## WHAT IS NEEDED
Repeat each line of the material exactly.

## INPUT RECORDS
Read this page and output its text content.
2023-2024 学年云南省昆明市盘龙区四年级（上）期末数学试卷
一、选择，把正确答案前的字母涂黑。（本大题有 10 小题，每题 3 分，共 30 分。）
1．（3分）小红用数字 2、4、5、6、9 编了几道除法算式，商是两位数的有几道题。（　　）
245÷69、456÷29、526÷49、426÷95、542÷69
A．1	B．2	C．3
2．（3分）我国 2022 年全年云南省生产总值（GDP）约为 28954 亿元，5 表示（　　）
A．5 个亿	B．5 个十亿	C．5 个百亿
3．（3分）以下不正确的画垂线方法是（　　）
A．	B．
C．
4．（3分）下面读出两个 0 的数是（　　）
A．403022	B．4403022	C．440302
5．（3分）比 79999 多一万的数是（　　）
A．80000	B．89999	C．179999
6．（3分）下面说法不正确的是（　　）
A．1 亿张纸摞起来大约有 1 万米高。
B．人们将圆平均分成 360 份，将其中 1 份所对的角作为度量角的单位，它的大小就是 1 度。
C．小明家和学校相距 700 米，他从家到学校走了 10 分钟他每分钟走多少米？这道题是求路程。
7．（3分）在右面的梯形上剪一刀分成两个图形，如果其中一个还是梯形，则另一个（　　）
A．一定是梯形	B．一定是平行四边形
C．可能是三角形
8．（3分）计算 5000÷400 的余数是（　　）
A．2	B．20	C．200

## TASK RESULT
Read this page and output its text content.
2023-2024 学年云南省昆明市盘龙区四年级（上）期末数学试卷
一、选择，把正确答案前的字母涂黑。（本大题有 10 小题，每题 3 分，共 30 分。）
1．（3分）小红用数字 2、4、5、6、9 编了几道除法算式，商是两位数的有几道题。（　　）
245÷69、456÷29、526÷49、426÷95、542÷69
A．1	B．2	C．3
2．（3分）我国 2022 年全年云南省生产总值（GDP）约为 28954 亿元，5 表示（　　）
A．5 个亿	B．5 个十亿	C．5 个百亿
3．（3分）以下不正确的画垂线方法是（　　）
A．	B．
C．
4．（3分）下面读出两个 0 的数是（　　）
A．403022	B．4403022	C．440302
5．（3分）比 79999 多一万的数是（　　）
A．80000	B．89999	C．179999
6．（3分）下面说法不正确的是（　　）
A．1 亿张纸摞起来大约有 1 万米高。
B．人们将圆平均分成 360 份，将其中 1 份所对的角作为度量角的单位，它的大小就是 1 度。
C．小明家和学校相距 700 米，他从家到学校走了 10 分钟他每分钟走多少米？这道题是求路程。
7．（3分）在右面的梯形上剪一刀分成两个图形，如果其中一个还是梯形，则另一个（　　）
A．一定是梯形	B．一定是平行四边形
C．可能是三角形
8．（3分）计算 5000÷400 的余数是（　　）
A．2	B．20	C．200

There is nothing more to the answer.